## Do this
Here are some entries; quote each one exactly.

## Information provided
________________________________________

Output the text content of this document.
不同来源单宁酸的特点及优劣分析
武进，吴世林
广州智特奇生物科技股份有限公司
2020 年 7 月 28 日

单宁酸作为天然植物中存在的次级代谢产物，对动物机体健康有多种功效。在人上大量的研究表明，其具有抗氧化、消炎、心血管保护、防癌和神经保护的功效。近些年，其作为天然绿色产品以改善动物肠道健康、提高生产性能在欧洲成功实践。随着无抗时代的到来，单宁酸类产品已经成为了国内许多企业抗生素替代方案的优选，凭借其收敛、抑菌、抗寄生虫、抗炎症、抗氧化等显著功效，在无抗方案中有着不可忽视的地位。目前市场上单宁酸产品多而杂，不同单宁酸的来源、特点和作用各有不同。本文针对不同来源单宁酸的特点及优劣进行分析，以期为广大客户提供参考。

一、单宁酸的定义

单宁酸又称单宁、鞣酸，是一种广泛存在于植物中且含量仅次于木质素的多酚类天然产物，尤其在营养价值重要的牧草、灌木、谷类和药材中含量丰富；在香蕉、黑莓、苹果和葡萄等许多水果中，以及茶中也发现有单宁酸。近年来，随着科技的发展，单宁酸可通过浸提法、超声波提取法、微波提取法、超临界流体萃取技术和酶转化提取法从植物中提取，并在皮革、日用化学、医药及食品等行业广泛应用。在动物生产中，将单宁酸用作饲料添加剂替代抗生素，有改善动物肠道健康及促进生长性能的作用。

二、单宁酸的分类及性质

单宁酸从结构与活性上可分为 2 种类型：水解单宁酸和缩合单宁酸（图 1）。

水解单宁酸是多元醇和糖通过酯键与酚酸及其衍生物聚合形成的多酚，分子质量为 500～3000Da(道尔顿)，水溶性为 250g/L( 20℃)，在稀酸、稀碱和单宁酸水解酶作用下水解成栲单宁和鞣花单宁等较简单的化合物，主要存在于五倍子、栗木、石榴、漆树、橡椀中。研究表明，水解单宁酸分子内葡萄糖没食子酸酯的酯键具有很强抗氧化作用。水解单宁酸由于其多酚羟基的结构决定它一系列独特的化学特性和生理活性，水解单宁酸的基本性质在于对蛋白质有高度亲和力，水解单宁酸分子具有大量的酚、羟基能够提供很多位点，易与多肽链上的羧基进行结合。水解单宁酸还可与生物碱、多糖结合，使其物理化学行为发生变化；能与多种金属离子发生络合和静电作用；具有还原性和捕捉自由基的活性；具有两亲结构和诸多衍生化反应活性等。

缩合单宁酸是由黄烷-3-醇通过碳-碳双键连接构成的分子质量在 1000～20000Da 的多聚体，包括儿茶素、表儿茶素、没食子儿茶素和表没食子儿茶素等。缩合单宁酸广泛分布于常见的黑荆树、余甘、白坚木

________________________________________

## Correct output
Output the text content of this document.
不同来源单宁酸的特点及优劣分析
武进，吴世林
广州智特奇生物科技股份有限公司
2020 年 7 月 28 日

单宁酸作为天然植物中存在的次级代谢产物，对动物机体健康有多种功效。在人上大量的研究表明，其具有抗氧化、消炎、心血管保护、防癌和神经保护的功效。近些年，其作为天然绿色产品以改善动物肠道健康、提高生产性能在欧洲成功实践。随着无抗时代的到来，单宁酸类产品已经成为了国内许多企业抗生素替代方案的优选，凭借其收敛、抑菌、抗寄生虫、抗炎症、抗氧化等显著功效，在无抗方案中有着不可忽视的地位。目前市场上单宁酸产品多而杂，不同单宁酸的来源、特点和作用各有不同。本文针对不同来源单宁酸的特点及优劣进行分析，以期为广大客户提供参考。

一、单宁酸的定义

单宁酸又称单宁、鞣酸，是一种广泛存在于植物中且含量仅次于木质素的多酚类天然产物，尤其在营养价值重要的牧草、灌木、谷类和药材中含量丰富；在香蕉、黑莓、苹果和葡萄等许多水果中，以及茶中也发现有单宁酸。近年来，随着科技的发展，单宁酸可通过浸提法、超声波提取法、微波提取法、超临界流体萃取技术和酶转化提取法从植物中提取，并在皮革、日用化学、医药及食品等行业广泛应用。在动物生产中，将单宁酸用作饲料添加剂替代抗生素，有改善动物肠道健康及促进生长性能的作用。

二、单宁酸的分类及性质

单宁酸从结构与活性上可分为 2 种类型：水解单宁酸和缩合单宁酸（图 1）。

水解单宁酸是多元醇和糖通过酯键与酚酸及其衍生物聚合形成的多酚，分子质量为 500～3000Da(道尔顿)，水溶性为 250g/L( 20℃)，在稀酸、稀碱和单宁酸水解酶作用下水解成栲单宁和鞣花单宁等较简单的化合物，主要存在于五倍子、栗木、石榴、漆树、橡椀中。研究表明，水解单宁酸分子内葡萄糖没食子酸酯的酯键具有很强抗氧化作用。水解单宁酸由于其多酚羟基的结构决定它一系列独特的化学特性和生理活性，水解单宁酸的基本性质在于对蛋白质有高度亲和力，水解单宁酸分子具有大量的酚、羟基能够提供很多位点，易与多肽链上的羧基进行结合。水解单宁酸还可与生物碱、多糖结合，使其物理化学行为发生变化；能与多种金属离子发生络合和静电作用；具有还原性和捕捉自由基的活性；具有两亲结构和诸多衍生化反应活性等。

缩合单宁酸是由黄烷-3-醇通过碳-碳双键连接构成的分子质量在 1000～20000Da 的多聚体，包括儿茶素、表儿茶素、没食子儿茶素和表没食子儿茶素等。缩合单宁酸广泛分布于常见的黑荆树、余甘、白坚木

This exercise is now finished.